* **REQUIREMENT**
Reproduce the full Ignacio Russo profile below, word for word.

* **EXTRACT**

************

Ignacio Russo

Personal information
- Full name: Ignacio Russo Cordero
- Date of birth: 13 December 2000 (age 25)
- Place of birth: Rosario, Argentina
- Height: 1.75 m (5 ft 9 in)
- Position: Forward

Team information
- Current team: Tigre
- Number: 29

Youth career
- Gimnasia de Rosario
- ADIUR
- 2016–2020: Rosario Central

Senior career*
- Years: Team / Apps / (Gls)
- 2020–2026: Rosario Central / 7 / (1)
- 2022: → Chacarita Jrs. (loan) / 33 / (9)
- 2023: → Patronato (loan) / 33 / (7)
- 2024: → Instituto (loan) / 38 / (6)
- 2025: → Tigre (loan) / 35 / (10)
- 2026–: Tigre / 16 / (4)

= Ignacio Russo =

Argentine footballer

Ignacio Russo Cordero (born 13 December 2000) is an Argentine professional footballer who plays as a forward for Tigre.

************

* **EXTRACTED MATERIAL**
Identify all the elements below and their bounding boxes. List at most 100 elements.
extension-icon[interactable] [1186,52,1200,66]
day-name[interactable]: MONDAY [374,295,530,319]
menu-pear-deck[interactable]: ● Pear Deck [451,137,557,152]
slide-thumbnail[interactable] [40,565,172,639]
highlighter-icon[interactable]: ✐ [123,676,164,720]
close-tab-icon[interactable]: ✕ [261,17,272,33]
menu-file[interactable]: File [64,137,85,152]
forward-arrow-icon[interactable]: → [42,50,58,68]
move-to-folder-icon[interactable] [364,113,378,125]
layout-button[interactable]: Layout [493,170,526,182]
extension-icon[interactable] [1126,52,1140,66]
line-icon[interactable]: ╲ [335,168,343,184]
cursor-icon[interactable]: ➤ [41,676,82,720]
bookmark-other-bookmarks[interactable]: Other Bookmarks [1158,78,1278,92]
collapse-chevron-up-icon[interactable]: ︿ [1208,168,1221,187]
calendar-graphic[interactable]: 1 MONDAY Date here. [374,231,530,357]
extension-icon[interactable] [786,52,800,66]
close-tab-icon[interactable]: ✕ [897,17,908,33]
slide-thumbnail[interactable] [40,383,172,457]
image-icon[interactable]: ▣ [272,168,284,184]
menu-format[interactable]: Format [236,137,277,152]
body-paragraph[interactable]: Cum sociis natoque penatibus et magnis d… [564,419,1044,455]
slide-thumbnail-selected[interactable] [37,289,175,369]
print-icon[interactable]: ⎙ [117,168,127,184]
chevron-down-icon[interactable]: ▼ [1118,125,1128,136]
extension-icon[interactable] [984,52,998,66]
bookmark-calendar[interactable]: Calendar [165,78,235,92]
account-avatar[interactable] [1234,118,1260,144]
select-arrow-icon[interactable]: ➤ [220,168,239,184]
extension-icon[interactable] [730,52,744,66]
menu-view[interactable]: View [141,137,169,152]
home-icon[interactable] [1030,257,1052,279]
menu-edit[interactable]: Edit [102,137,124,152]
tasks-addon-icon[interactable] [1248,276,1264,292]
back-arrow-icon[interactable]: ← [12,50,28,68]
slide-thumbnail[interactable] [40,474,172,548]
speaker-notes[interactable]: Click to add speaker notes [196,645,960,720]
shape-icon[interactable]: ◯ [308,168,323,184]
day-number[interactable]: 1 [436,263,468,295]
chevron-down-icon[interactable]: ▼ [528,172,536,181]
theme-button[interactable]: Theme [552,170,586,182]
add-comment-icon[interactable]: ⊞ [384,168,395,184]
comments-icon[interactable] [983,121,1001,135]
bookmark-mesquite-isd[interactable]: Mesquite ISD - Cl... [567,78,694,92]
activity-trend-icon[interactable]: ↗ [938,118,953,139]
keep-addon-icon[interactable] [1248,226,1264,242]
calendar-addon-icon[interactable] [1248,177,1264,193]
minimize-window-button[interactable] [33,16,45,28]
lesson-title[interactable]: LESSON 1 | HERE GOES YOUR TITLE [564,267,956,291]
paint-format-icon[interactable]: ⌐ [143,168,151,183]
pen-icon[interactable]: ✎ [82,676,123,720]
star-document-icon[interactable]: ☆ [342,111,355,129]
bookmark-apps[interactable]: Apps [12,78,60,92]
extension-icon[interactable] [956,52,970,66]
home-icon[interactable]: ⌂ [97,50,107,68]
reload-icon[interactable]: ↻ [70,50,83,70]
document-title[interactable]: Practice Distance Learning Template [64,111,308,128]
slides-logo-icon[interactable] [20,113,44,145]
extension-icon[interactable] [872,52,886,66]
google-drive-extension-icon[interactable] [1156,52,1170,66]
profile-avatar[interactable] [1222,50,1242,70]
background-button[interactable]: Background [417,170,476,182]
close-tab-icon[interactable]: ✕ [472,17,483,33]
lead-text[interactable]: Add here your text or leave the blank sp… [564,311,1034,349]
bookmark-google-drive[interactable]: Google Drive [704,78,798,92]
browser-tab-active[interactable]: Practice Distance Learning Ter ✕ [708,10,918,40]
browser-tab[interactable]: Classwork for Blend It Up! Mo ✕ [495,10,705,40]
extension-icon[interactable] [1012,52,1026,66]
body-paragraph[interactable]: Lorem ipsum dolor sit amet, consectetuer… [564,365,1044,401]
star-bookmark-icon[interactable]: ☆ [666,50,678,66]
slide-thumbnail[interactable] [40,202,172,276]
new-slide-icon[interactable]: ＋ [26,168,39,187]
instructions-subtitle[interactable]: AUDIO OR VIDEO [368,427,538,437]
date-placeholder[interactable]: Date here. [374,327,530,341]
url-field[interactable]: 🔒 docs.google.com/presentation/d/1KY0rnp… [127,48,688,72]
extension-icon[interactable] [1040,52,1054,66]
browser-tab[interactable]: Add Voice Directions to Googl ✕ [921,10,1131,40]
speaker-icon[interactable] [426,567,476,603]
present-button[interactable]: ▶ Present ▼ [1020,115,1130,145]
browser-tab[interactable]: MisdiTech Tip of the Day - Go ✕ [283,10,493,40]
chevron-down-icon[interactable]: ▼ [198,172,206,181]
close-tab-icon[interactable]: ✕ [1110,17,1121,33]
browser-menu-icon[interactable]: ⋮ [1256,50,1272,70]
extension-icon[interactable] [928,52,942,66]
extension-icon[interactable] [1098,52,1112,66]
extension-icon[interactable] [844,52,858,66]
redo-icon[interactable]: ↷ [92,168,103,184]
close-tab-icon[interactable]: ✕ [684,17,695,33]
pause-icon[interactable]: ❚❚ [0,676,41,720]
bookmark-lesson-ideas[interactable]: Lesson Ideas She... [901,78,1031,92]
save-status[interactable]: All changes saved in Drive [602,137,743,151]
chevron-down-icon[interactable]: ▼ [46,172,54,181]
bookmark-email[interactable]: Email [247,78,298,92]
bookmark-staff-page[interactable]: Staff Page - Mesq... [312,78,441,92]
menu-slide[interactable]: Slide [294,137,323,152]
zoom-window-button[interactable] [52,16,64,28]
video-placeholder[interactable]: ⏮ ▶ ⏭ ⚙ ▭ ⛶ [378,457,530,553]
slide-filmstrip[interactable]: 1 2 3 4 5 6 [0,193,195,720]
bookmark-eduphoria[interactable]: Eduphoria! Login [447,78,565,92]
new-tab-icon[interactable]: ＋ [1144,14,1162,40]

************

* **THE OUTPUT**
Ignacio Russo

Personal information
- Full name: Ignacio Russo Cordero
- Date of birth: 13 December 2000 (age 25)
- Place of birth: Rosario, Argentina
- Height: 1.75 m (5 ft 9 in)
- Position: Forward

Team information
- Current team: Tigre
- Number: 29

Youth career
- Gimnasia de Rosario
- ADIUR
- 2016–2020: Rosario Central

Senior career*
- Years: Team / Apps / (Gls)
- 2020–2026: Rosario Central / 7 / (1)
- 2022: → Chacarita Jrs. (loan) / 33 / (9)
- 2023: → Patronato (loan) / 33 / (7)
- 2024: → Instituto (loan) / 38 / (6)
- 2025: → Tigre (loan) / 35 / (10)
- 2026–: Tigre / 16 / (4)

= Ignacio Russo =

Argentine footballer

Ignacio Russo Cordero (born 13 December 2000) is an Argentine professional footballer who plays as a forward for Tigre.